#### [TASK INSTRUCTIONS]
What number of lines in the material contain the word "desc"? Give that number alone.

-- Start INPUT --

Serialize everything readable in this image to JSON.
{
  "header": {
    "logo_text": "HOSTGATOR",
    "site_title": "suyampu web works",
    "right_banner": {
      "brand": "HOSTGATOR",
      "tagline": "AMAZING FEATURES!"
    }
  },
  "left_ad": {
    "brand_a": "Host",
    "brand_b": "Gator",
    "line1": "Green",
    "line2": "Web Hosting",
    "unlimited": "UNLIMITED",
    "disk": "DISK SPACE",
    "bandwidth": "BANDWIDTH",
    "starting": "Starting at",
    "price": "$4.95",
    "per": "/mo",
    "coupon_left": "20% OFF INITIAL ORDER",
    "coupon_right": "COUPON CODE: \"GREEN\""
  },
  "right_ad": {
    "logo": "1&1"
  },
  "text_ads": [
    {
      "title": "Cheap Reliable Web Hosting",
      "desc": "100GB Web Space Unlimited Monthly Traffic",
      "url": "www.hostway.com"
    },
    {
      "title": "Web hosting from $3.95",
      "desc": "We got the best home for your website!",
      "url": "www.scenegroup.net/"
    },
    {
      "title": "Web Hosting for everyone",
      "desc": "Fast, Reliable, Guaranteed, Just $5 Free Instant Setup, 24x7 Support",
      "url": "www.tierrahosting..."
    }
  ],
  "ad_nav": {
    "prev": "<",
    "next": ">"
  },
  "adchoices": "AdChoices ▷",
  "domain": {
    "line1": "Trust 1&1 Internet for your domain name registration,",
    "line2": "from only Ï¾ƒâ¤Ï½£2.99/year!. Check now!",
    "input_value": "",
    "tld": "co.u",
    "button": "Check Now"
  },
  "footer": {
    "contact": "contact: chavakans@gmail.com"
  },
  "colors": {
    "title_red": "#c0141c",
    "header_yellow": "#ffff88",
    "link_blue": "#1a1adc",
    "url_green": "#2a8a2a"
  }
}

-- End INPUT --

#### [TASK RESPONSE]
3